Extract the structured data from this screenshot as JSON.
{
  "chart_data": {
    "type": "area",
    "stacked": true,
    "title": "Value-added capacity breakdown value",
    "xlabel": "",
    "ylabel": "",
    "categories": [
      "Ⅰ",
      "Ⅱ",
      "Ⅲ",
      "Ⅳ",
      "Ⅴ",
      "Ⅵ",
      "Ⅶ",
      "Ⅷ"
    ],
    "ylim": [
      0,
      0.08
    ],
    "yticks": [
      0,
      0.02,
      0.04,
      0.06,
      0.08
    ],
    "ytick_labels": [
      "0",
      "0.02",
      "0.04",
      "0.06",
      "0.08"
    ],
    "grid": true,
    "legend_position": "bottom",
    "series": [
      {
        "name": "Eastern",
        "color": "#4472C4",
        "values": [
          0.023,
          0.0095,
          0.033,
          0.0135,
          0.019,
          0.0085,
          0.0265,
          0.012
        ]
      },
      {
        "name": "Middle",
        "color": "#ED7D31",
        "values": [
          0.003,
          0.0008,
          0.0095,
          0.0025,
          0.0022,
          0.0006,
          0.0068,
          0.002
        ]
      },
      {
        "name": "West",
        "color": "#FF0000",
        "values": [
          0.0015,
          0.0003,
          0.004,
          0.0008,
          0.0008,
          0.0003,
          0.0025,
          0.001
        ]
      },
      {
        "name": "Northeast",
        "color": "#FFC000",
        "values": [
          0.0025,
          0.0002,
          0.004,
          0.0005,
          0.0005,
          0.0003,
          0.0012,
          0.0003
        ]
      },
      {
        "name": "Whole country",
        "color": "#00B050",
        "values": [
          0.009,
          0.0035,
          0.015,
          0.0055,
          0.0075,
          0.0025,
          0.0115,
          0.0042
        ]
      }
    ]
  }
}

════════════════

Work to do:
State the number of lines in the records that contain the string "color", and nothing more.

The answer:
5